Start of Exercise data

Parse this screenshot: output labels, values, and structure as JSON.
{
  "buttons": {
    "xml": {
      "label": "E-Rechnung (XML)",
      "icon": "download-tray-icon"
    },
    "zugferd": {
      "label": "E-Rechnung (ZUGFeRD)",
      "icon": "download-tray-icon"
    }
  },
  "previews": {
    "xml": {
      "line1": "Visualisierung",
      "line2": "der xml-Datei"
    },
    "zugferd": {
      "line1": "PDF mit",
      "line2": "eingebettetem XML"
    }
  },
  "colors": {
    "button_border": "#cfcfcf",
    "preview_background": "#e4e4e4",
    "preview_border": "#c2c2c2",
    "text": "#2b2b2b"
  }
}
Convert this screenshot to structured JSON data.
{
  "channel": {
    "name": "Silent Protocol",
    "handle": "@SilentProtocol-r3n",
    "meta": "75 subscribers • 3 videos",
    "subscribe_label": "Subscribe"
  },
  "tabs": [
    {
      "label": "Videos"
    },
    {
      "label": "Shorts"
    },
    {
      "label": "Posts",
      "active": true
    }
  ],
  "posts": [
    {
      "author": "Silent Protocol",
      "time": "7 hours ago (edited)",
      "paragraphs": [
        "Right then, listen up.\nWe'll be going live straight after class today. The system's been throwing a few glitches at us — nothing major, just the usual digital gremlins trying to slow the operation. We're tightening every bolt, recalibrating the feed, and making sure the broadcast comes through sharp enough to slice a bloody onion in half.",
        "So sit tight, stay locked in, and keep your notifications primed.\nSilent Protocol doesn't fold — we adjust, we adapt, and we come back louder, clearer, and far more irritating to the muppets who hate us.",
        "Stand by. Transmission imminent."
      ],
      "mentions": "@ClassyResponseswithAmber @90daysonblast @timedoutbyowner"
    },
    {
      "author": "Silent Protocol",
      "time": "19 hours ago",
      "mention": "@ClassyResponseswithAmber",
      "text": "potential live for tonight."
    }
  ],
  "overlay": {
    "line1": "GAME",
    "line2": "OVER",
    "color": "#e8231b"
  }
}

End of Exercise data

What is being asked:
Take the records above and return them exactly as written.

Answer:
Parse this screenshot: output labels, values, and structure as JSON.
{
  "buttons": {
    "xml": {
      "label": "E-Rechnung (XML)",
      "icon": "download-tray-icon"
    },
    "zugferd": {
      "label": "E-Rechnung (ZUGFeRD)",
      "icon": "download-tray-icon"
    }
  },
  "previews": {
    "xml": {
      "line1": "Visualisierung",
      "line2": "der xml-Datei"
    },
    "zugferd": {
      "line1": "PDF mit",
      "line2": "eingebettetem XML"
    }
  },
  "colors": {
    "button_border": "#cfcfcf",
    "preview_background": "#e4e4e4",
    "preview_border": "#c2c2c2",
    "text": "#2b2b2b"
  }
}
Convert this screenshot to structured JSON data.
{
  "channel": {
    "name": "Silent Protocol",
    "handle": "@SilentProtocol-r3n",
    "meta": "75 subscribers • 3 videos",
    "subscribe_label": "Subscribe"
  },
  "tabs": [
    {
      "label": "Videos"
    },
    {
      "label": "Shorts"
    },
    {
      "label": "Posts",
      "active": true
    }
  ],
  "posts": [
    {
      "author": "Silent Protocol",
      "time": "7 hours ago (edited)",
      "paragraphs": [
        "Right then, listen up.\nWe'll be going live straight after class today. The system's been throwing a few glitches at us — nothing major, just the usual digital gremlins trying to slow the operation. We're tightening every bolt, recalibrating the feed, and making sure the broadcast comes through sharp enough to slice a bloody onion in half.",
        "So sit tight, stay locked in, and keep your notifications primed.\nSilent Protocol doesn't fold — we adjust, we adapt, and we come back louder, clearer, and far more irritating to the muppets who hate us.",
        "Stand by. Transmission imminent."
      ],
      "mentions": "@ClassyResponseswithAmber @90daysonblast @timedoutbyowner"
    },
    {
      "author": "Silent Protocol",
      "time": "19 hours ago",
      "mention": "@ClassyResponseswithAmber",
      "text": "potential live for tonight."
    }
  ],
  "overlay": {
    "line1": "GAME",
    "line2": "OVER",
    "color": "#e8231b"
  }
}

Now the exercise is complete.